→ MATERIAL PROVIDED

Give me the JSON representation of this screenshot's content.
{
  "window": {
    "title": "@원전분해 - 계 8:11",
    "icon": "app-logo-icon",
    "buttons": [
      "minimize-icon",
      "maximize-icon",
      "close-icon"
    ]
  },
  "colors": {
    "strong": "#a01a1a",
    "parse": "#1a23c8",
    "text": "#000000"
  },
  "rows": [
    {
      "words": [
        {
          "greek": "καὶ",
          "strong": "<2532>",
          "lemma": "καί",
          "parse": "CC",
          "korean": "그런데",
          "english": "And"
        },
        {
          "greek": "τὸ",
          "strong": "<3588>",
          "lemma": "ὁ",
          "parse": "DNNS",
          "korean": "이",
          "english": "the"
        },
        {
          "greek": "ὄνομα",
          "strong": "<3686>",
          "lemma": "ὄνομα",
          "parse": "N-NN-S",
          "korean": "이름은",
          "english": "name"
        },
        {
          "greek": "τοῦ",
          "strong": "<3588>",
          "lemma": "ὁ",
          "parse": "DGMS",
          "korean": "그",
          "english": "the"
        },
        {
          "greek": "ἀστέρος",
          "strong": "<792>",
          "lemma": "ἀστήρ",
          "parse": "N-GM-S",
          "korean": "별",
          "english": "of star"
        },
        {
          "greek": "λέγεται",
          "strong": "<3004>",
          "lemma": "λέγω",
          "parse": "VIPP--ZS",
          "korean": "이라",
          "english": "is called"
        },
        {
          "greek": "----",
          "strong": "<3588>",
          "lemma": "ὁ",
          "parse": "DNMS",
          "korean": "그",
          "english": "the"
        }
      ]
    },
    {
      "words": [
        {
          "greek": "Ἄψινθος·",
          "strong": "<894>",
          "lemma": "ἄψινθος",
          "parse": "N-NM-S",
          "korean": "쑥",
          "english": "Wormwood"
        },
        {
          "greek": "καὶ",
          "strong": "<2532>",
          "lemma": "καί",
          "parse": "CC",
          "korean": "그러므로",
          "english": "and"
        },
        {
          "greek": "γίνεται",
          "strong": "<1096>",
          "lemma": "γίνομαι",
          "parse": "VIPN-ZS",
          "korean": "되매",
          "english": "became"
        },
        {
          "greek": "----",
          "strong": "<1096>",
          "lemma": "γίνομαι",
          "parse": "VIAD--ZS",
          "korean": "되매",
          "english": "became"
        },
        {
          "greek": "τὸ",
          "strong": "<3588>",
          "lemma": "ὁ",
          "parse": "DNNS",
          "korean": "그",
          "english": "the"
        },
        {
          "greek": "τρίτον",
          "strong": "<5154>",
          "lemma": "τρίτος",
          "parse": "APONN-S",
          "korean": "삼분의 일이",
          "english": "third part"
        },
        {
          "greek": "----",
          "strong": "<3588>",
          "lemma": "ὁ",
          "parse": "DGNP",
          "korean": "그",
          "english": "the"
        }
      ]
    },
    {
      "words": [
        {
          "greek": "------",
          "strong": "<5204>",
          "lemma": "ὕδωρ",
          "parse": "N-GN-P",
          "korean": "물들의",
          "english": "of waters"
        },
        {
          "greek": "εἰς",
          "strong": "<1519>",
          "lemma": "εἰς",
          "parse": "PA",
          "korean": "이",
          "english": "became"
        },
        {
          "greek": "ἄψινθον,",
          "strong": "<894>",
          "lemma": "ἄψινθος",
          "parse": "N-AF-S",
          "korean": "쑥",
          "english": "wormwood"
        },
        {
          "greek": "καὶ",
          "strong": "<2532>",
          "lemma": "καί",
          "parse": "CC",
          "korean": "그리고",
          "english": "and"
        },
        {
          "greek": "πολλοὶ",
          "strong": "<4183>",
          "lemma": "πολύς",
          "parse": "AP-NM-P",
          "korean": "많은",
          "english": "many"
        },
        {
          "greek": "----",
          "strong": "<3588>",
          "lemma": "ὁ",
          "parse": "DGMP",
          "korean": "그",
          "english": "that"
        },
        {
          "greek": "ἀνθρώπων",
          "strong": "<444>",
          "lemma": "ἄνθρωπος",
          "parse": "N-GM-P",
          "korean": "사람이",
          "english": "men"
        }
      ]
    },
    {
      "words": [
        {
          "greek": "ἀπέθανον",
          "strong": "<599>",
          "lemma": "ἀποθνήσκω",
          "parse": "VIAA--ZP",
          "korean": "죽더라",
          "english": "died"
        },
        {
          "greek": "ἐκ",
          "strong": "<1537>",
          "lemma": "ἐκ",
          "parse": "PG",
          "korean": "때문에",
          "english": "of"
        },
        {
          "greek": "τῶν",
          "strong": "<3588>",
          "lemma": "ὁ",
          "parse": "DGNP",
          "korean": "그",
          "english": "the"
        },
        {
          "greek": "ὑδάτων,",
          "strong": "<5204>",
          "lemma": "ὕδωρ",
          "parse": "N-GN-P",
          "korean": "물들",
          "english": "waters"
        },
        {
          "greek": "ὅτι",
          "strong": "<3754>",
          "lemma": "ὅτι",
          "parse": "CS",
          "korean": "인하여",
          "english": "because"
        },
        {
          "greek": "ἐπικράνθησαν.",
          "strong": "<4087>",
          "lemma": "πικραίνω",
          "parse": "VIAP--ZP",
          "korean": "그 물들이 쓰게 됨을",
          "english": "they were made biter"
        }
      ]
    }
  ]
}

→ WORK TO BE COMPLETED
Answer with one number: how many lines in the listing hold "icon".

→ THE COMPLETED TASK
4